* What needs to be done
In the HIV-1 diversity abstract below, swap "diversity" for "variation" and write out everything from "Current Opinion in" down to "on HIV-1 populations.".

* Text passage
******************************

Bale, Michael J.; Kearney, Mary F.

Current Opinion in HIV and AIDS: May 2019 - Volume 14 - Issue 3 - p 188–193
doi: 10.1097/COH.0000000000000535
PHYLOGENETICS IN HIV TRANSMISSION: Edited by Morgane Rolland and Josh Herbeck

Purpose of review Studies of HIV-1 genetic diversity can provide clues on the effect of antiretroviral therapy (ART) on viral replication, the mechanisms for viral persistence, and the efficacy of new interventions. This article reviews methods for interrogating intrahost HIV-1 diversity, addresses the ongoing debate regarding HIV-1 compartmentalization and replication during ART, and summarizes recent findings on the effects of curative strategies on HIV-1 populations.

Recent findings HIV-1 replication in the blood is virtually halted upon the initiation of ART. However, proliferation of cells infected prior to ART provides a self-renewing reservoir for infection during ART. Current evidence supports that proliferation of infected cells is a mechanism for HIV-1 persistence in both the blood and the tissues. However, more studies are required to determine if tissue sanctuaries exist that may also allow viral replication during ART. Recent studies investigating potential curative interventions show little effect on the genetic landscape of HIV-1 infection and highlight the need to develop strategies targeting the proliferation of infected cells.

******************************

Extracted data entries
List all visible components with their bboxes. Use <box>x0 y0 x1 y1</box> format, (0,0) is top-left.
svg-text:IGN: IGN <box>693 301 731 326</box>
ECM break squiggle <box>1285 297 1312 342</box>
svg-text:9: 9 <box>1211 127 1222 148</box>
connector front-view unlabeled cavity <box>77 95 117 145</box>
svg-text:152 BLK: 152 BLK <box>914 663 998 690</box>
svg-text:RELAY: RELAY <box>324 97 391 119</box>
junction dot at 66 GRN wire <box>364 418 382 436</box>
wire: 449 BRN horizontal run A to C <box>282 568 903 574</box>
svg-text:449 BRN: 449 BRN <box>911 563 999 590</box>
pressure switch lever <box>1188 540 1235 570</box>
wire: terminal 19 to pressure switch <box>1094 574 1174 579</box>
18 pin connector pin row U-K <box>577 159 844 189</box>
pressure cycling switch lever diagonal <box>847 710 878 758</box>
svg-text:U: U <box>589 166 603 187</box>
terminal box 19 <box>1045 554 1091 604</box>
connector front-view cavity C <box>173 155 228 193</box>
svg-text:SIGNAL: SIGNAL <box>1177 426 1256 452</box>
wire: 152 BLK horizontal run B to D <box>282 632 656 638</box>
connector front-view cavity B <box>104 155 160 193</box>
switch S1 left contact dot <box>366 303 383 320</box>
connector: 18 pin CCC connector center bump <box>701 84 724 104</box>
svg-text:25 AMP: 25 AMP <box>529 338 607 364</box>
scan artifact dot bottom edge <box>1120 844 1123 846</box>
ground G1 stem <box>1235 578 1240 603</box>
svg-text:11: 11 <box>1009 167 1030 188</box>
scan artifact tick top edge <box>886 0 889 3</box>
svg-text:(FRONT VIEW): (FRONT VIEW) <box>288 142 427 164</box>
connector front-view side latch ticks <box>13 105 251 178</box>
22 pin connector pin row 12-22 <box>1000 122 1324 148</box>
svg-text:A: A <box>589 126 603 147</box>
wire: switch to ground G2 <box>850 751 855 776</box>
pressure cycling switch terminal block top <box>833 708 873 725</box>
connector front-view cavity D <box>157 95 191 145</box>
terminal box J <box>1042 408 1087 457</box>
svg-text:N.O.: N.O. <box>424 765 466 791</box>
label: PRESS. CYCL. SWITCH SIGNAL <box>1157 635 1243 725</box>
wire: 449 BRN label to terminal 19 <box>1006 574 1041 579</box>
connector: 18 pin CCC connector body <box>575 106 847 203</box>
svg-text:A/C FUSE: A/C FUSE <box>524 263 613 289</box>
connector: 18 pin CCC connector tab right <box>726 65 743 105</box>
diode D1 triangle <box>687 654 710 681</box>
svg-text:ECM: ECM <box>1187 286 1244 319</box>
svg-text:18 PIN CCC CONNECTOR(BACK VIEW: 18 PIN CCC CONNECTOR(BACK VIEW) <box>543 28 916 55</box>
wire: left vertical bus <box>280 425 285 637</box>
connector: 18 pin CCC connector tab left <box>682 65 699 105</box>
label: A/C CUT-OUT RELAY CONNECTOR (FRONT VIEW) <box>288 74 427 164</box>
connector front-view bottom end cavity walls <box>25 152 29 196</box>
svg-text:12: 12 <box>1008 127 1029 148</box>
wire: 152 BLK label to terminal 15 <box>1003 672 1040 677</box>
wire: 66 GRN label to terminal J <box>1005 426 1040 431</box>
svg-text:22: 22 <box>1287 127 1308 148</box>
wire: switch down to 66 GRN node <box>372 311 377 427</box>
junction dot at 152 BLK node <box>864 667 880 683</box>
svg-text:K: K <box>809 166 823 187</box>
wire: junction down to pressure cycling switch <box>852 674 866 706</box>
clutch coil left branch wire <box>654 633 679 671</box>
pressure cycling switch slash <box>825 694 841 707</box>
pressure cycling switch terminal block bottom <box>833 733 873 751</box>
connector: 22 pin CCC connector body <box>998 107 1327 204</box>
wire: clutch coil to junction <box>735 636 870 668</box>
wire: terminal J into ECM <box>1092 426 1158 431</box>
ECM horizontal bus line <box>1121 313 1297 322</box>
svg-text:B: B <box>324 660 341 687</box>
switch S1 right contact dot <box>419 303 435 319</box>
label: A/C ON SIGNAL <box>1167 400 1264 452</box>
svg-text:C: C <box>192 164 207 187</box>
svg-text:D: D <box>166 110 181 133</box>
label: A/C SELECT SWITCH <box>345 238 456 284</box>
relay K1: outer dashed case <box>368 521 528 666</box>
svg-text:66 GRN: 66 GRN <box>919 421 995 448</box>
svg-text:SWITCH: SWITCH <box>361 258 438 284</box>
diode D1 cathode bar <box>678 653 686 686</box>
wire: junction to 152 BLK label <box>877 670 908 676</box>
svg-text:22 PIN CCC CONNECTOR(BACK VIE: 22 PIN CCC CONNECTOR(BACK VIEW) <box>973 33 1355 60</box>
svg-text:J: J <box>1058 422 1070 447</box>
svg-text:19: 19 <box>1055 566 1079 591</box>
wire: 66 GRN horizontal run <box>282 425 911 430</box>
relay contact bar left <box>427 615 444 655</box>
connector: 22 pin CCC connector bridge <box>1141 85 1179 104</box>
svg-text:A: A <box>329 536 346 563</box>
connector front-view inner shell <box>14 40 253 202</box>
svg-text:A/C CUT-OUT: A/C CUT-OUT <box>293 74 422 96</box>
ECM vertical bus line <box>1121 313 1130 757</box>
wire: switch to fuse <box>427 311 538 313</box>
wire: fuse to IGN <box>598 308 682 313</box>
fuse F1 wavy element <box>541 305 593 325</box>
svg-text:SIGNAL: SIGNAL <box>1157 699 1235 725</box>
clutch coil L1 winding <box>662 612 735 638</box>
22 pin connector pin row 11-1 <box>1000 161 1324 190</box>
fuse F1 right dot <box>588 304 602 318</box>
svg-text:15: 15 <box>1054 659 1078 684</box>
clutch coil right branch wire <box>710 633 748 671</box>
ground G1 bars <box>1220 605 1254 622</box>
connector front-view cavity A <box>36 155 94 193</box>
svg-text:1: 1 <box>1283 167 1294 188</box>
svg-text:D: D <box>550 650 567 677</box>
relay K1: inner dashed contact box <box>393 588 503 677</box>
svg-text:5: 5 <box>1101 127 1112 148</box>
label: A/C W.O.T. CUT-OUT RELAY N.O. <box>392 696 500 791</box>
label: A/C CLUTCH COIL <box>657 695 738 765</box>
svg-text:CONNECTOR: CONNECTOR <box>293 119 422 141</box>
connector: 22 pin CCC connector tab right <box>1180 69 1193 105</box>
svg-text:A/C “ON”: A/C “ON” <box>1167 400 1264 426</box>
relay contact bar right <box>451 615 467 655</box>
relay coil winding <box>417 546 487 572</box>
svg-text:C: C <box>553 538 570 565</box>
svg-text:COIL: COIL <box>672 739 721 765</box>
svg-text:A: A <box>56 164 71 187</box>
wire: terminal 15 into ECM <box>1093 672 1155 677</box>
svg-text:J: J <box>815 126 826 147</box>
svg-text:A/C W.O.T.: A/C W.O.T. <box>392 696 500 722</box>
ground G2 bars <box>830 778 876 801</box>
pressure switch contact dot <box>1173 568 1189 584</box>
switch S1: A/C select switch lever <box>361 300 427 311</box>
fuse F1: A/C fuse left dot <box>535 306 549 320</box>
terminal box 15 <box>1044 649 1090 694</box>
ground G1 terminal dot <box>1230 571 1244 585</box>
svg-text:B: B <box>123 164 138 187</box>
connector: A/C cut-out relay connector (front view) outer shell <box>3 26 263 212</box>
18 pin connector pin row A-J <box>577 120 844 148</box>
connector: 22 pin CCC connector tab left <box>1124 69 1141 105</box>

******************************

* Answer space
Current Opinion in HIV and AIDS: May 2019 - Volume 14 - Issue 3 - p 188–193
doi: 10.1097/COH.0000000000000535
PHYLOGENETICS IN HIV TRANSMISSION: Edited by Morgane Rolland and Josh Herbeck

Purpose of review Studies of HIV-1 genetic variation can provide clues on the effect of antiretroviral therapy (ART) on viral replication, the mechanisms for viral persistence, and the efficacy of new interventions. This article reviews methods for interrogating intrahost HIV-1 variation, addresses the ongoing debate regarding HIV-1 compartmentalization and replication during ART, and summarizes recent findings on the effects of curative strategies on HIV-1 populations.